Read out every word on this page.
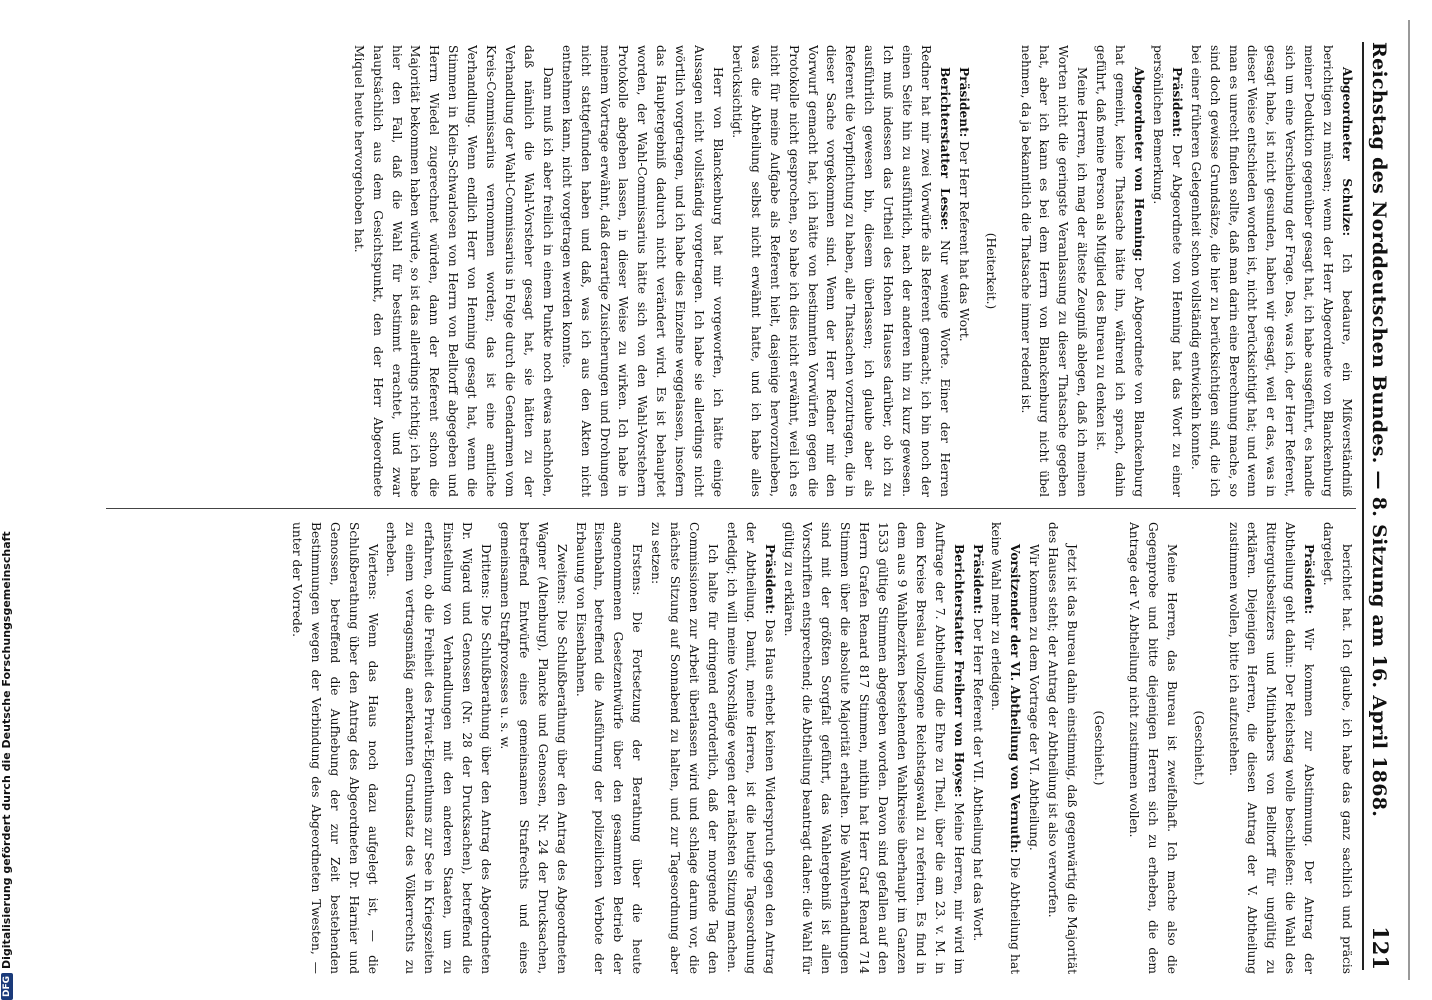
Reichstag des Norddeutschen Bundes. — 8. Sitzung am 16. April 1868.
121

Abgeordneter Schulze: Ich bedaure, ein Mißverständniß berichtigen zu müssen; wenn der Herr Abgeordnete von Blanckenburg meiner Deduktion gegenüber gesagt hat, ich habe ausgeführt, es handle sich um eine Verschiebung der Frage. Das, was ich, der Herr Referent, gesagt habe, ist nicht gesunden, haben wir gesagt, weil er das, was in dieser Weise entschieden worden ist, nicht berücksichtigt hat; und wenn man es unrecht finden sollte, daß man darin eine Berechnung mache, so sind doch gewisse Grundsätze, die hier zu berücksichtigen sind, die ich bei einer früheren Gelegenheit schon vollständig entwickeln konnte.

Präsident: Der Abgeordnete von Henning hat das Wort zu einer persönlichen Bemerkung.

Abgeordneter von Henning: Der Abgeordnete von Blanckenburg hat gemeint, keine Thatsache hätte ihn, während ich sprach, dahin geführt, daß meine Person als Mitglied des Bureau zu denken ist.

Meine Herren, ich mag der älteste Zeugniß ablegen, daß ich meinen Worten nicht die geringste Veranlassung zu dieser Thatsache gegeben hat, aber ich kann es bei dem Herrn von Blanckenburg nicht übel nehmen, da ja bekanntlich die Thatsache immer redend ist.

(Heiterkeit.)

Präsident: Der Herr Referent hat das Wort.

Berichterstatter Lesse: Nur wenige Worte. Einer der Herren Redner hat mir zwei Vorwürfe als Referent gemacht; ich bin noch der einen Seite hin zu ausführlich, nach der anderen hin zu kurz gewesen. Ich muß indessen das Urtheil des Hohen Hauses darüber, ob ich zu ausführlich gewesen bin, diesem überlassen; ich glaube aber als Referent die Verpflichtung zu haben, alle Thatsachen vorzutragen, die in dieser Sache vorgekommen sind. Wenn der Herr Redner mir den Vorwurf gemacht hat, ich hätte von bestimmten Vorwürfen gegen die Protokolle nicht gesprochen, so habe ich dies nicht erwähnt, weil ich es nicht für meine Aufgabe als Referent hielt, dasjenige hervorzuheben, was die Abtheilung selbst nicht erwähnt hatte, und ich habe alles berücksichtigt.

Herr von Blanckenburg hat mir vorgeworfen, ich hätte einige Aussagen nicht vollständig vorgetragen. Ich habe sie allerdings nicht wörtlich vorgetragen, und ich habe dies Einzelne weggelassen, insofern das Hauptergebniß dadurch nicht verändert wird. Es ist behauptet worden, der Wahl-Commissarius hätte sich von den Wahl-Vorstehern Protokolle abgeben lassen, in dieser Weise zu wirken. Ich habe in meinem Vortrage erwähnt, daß derartige Zusicherungen und Drohungen nicht stattgefunden haben und daß, was ich aus den Akten nicht entnehmen kann, nicht vorgetragen werden konnte.

Dann muß ich aber freilich in einem Punkte noch etwas nachholen, daß nämlich die Wahl-Vorsteher gesagt hat, sie hätten zu der Verhandlung der Wahl-Commissarius in Folge durch die Gendarmen vom Kreis-Commissarius vernommen worden; das ist eine amtliche Verhandlung. Wenn endlich Herr von Henning gesagt hat, wenn die Stimmen in Klein-Schwarlosen von Herrn von Belltorff abgegeben und Herrn Wiedel zugerechnet würden, dann der Referent schon die Majorität bekommen haben würde, so ist das allerdings richtig; ich habe hier den Fall, daß die Wahl für bestimmt erachtet, und zwar hauptsächlich aus dem Gesichtspunkt, den der Herr Abgeordnete Miquel heute hervorgehoben hat.

berichtet hat. Ich glaube, ich habe das ganz sachlich und präcis dargelegt.

Präsident: Wir kommen zur Abstimmung. Der Antrag der Abtheilung geht dahin: Der Reichstag wolle beschließen: die Wahl des Rittergutsbesitzers und Mitinhabers von Belltorff für ungültig zu erklären. Diejenigen Herren, die diesen Antrag der V. Abtheilung zustimmen wollen, bitte ich aufzustehen.

(Geschieht.)

Meine Herren, das Bureau ist zweifelhaft. Ich mache also die Gegenprobe und bitte diejenigen Herren sich zu erheben, die dem Antrage der V. Abtheilung nicht zustimmen wollen.

(Geschieht.)

Jetzt ist das Bureau dahin einstimmig, daß gegenwärtig die Majorität des Hauses steht; der Antrag der Abtheilung ist also verworfen.

Wir kommen zu dem Vortrage der VI. Abtheilung.

Vorsitzender der VI. Abtheilung von Vernuth: Die Abtheilung hat keine Wahl mehr zu erledigen.

Präsident: Der Herr Referent der VII. Abtheilung hat das Wort.

Berichterstatter Freiherr von Hoyse: Meine Herren, mir wird im Auftrage der 7. Abtheilung die Ehre zu Theil, über die am 23. v. M. in dem Kreise Breslau vollzogene Reichstagswahl zu referiren. Es find in dem aus 9 Wahlbezirken bestehenden Wahlkreise überhaupt im Ganzen 1533 gültige Stimmen abgegeben worden. Davon sind gefallen auf den Herrn Grafen Renard 817 Stimmen, mithin hat Herr Graf Renard 714 Stimmen über die absolute Majorität erhalten. Die Wahlverhandlungen sind mit der größten Sorgfalt geführt, das Wahlergebniß ist allen Vorschriften entsprechend; die Abtheilung beantragt daher: die Wahl für gültig zu erklären.

Präsident: Das Haus erhebt keinen Widerspruch gegen den Antrag der Abtheilung. Damit, meine Herren, ist die heutige Tagesordnung erledigt; ich will meine Vorschläge wegen der nächsten Sitzung machen.

Ich halte für dringend erforderlich, daß der morgende Tag den Commissionen zur Arbeit überlassen wird und schlage darum vor, die nächste Sitzung auf Sonnabend zu halten, und zur Tagesordnung aber zu setzen:

Erstens: Die Fortsetzung der Berathung über die heute angenommenen Gesetzentwürfe über den gesammten Betrieb der Eisenbahn, betreffend die Ausführung der polizeilichen Verbote der Erbauung von Eisenbahnen.

Zweitens: Die Schlußberathung über den Antrag des Abgeordneten Wagner (Altenburg), Plancke und Genossen, Nr. 24 der Drucksachen, betreffend Entwürfe eines gemeinsamen Strafrechts und eines gemeinsamen Strafprozesses u. s. w.

Drittens: Die Schlußberathung über den Antrag des Abgeordneten Dr. Wigard und Genossen (Nr. 28 der Drucksachen), betreffend die Einstellung von Verhandlungen mit den anderen Staaten, um zu erfahren, ob die Freiheit des Privat-Eigenthums zur See in Kriegszeiten zu einem vertragsmäßig anerkannten Grundsatz des Völkerrechts zu erheben.

Viertens: Wenn das Haus noch dazu aufgelegt ist, — die Schlußberathung über den Antrag des Abgeordneten Dr. Harnier und Genossen, betreffend die Aufhebung der zur Zeit bestehenden Bestimmungen wegen der Verbindung des Abgeordneten Twesten, — unter der Vorrede.

DFG
Digitalisierung gefördert durch die Deutsche Forschungsgemeinschaft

-----

→ **Requirement**:
Copy the listing over exactly, skipping the pictures it holds.

→ **Completed task**:
Read out every word on this page.
Reichstag des Norddeutschen Bundes. — 8. Sitzung am 16. April 1868.
121

Abgeordneter Schulze: Ich bedaure, ein Mißverständniß berichtigen zu müssen; wenn der Herr Abgeordnete von Blanckenburg meiner Deduktion gegenüber gesagt hat, ich habe ausgeführt, es handle sich um eine Verschiebung der Frage. Das, was ich, der Herr Referent, gesagt habe, ist nicht gesunden, haben wir gesagt, weil er das, was in dieser Weise entschieden worden ist, nicht berücksichtigt hat; und wenn man es unrecht finden sollte, daß man darin eine Berechnung mache, so sind doch gewisse Grundsätze, die hier zu berücksichtigen sind, die ich bei einer früheren Gelegenheit schon vollständig entwickeln konnte.

Präsident: Der Abgeordnete von Henning hat das Wort zu einer persönlichen Bemerkung.

Abgeordneter von Henning: Der Abgeordnete von Blanckenburg hat gemeint, keine Thatsache hätte ihn, während ich sprach, dahin geführt, daß meine Person als Mitglied des Bureau zu denken ist.

Meine Herren, ich mag der älteste Zeugniß ablegen, daß ich meinen Worten nicht die geringste Veranlassung zu dieser Thatsache gegeben hat, aber ich kann es bei dem Herrn von Blanckenburg nicht übel nehmen, da ja bekanntlich die Thatsache immer redend ist.

(Heiterkeit.)

Präsident: Der Herr Referent hat das Wort.

Berichterstatter Lesse: Nur wenige Worte. Einer der Herren Redner hat mir zwei Vorwürfe als Referent gemacht; ich bin noch der einen Seite hin zu ausführlich, nach der anderen hin zu kurz gewesen. Ich muß indessen das Urtheil des Hohen Hauses darüber, ob ich zu ausführlich gewesen bin, diesem überlassen; ich glaube aber als Referent die Verpflichtung zu haben, alle Thatsachen vorzutragen, die in dieser Sache vorgekommen sind. Wenn der Herr Redner mir den Vorwurf gemacht hat, ich hätte von bestimmten Vorwürfen gegen die Protokolle nicht gesprochen, so habe ich dies nicht erwähnt, weil ich es nicht für meine Aufgabe als Referent hielt, dasjenige hervorzuheben, was die Abtheilung selbst nicht erwähnt hatte, und ich habe alles berücksichtigt.

Herr von Blanckenburg hat mir vorgeworfen, ich hätte einige Aussagen nicht vollständig vorgetragen. Ich habe sie allerdings nicht wörtlich vorgetragen, und ich habe dies Einzelne weggelassen, insofern das Hauptergebniß dadurch nicht verändert wird. Es ist behauptet worden, der Wahl-Commissarius hätte sich von den Wahl-Vorstehern Protokolle abgeben lassen, in dieser Weise zu wirken. Ich habe in meinem Vortrage erwähnt, daß derartige Zusicherungen und Drohungen nicht stattgefunden haben und daß, was ich aus den Akten nicht entnehmen kann, nicht vorgetragen werden konnte.

Dann muß ich aber freilich in einem Punkte noch etwas nachholen, daß nämlich die Wahl-Vorsteher gesagt hat, sie hätten zu der Verhandlung der Wahl-Commissarius in Folge durch die Gendarmen vom Kreis-Commissarius vernommen worden; das ist eine amtliche Verhandlung. Wenn endlich Herr von Henning gesagt hat, wenn die Stimmen in Klein-Schwarlosen von Herrn von Belltorff abgegeben und Herrn Wiedel zugerechnet würden, dann der Referent schon die Majorität bekommen haben würde, so ist das allerdings richtig; ich habe hier den Fall, daß die Wahl für bestimmt erachtet, und zwar hauptsächlich aus dem Gesichtspunkt, den der Herr Abgeordnete Miquel heute hervorgehoben hat.

berichtet hat. Ich glaube, ich habe das ganz sachlich und präcis dargelegt.

Präsident: Wir kommen zur Abstimmung. Der Antrag der Abtheilung geht dahin: Der Reichstag wolle beschließen: die Wahl des Rittergutsbesitzers und Mitinhabers von Belltorff für ungültig zu erklären. Diejenigen Herren, die diesen Antrag der V. Abtheilung zustimmen wollen, bitte ich aufzustehen.

(Geschieht.)

Meine Herren, das Bureau ist zweifelhaft. Ich mache also die Gegenprobe und bitte diejenigen Herren sich zu erheben, die dem Antrage der V. Abtheilung nicht zustimmen wollen.

(Geschieht.)

Jetzt ist das Bureau dahin einstimmig, daß gegenwärtig die Majorität des Hauses steht; der Antrag der Abtheilung ist also verworfen.

Wir kommen zu dem Vortrage der VI. Abtheilung.

Vorsitzender der VI. Abtheilung von Vernuth: Die Abtheilung hat keine Wahl mehr zu erledigen.

Präsident: Der Herr Referent der VII. Abtheilung hat das Wort.

Berichterstatter Freiherr von Hoyse: Meine Herren, mir wird im Auftrage der 7. Abtheilung die Ehre zu Theil, über die am 23. v. M. in dem Kreise Breslau vollzogene Reichstagswahl zu referiren. Es find in dem aus 9 Wahlbezirken bestehenden Wahlkreise überhaupt im Ganzen 1533 gültige Stimmen abgegeben worden. Davon sind gefallen auf den Herrn Grafen Renard 817 Stimmen, mithin hat Herr Graf Renard 714 Stimmen über die absolute Majorität erhalten. Die Wahlverhandlungen sind mit der größten Sorgfalt geführt, das Wahlergebniß ist allen Vorschriften entsprechend; die Abtheilung beantragt daher: die Wahl für gültig zu erklären.

Präsident: Das Haus erhebt keinen Widerspruch gegen den Antrag der Abtheilung. Damit, meine Herren, ist die heutige Tagesordnung erledigt; ich will meine Vorschläge wegen der nächsten Sitzung machen.

Ich halte für dringend erforderlich, daß der morgende Tag den Commissionen zur Arbeit überlassen wird und schlage darum vor, die nächste Sitzung auf Sonnabend zu halten, und zur Tagesordnung aber zu setzen:

Erstens: Die Fortsetzung der Berathung über die heute angenommenen Gesetzentwürfe über den gesammten Betrieb der Eisenbahn, betreffend die Ausführung der polizeilichen Verbote der Erbauung von Eisenbahnen.

Zweitens: Die Schlußberathung über den Antrag des Abgeordneten Wagner (Altenburg), Plancke und Genossen, Nr. 24 der Drucksachen, betreffend Entwürfe eines gemeinsamen Strafrechts und eines gemeinsamen Strafprozesses u. s. w.

Drittens: Die Schlußberathung über den Antrag des Abgeordneten Dr. Wigard und Genossen (Nr. 28 der Drucksachen), betreffend die Einstellung von Verhandlungen mit den anderen Staaten, um zu erfahren, ob die Freiheit des Privat-Eigenthums zur See in Kriegszeiten zu einem vertragsmäßig anerkannten Grundsatz des Völkerrechts zu erheben.

Viertens: Wenn das Haus noch dazu aufgelegt ist, — die Schlußberathung über den Antrag des Abgeordneten Dr. Harnier und Genossen, betreffend die Aufhebung der zur Zeit bestehenden Bestimmungen wegen der Verbindung des Abgeordneten Twesten, — unter der Vorrede.

DFG
Digitalisierung gefördert durch die Deutsche Forschungsgemeinschaft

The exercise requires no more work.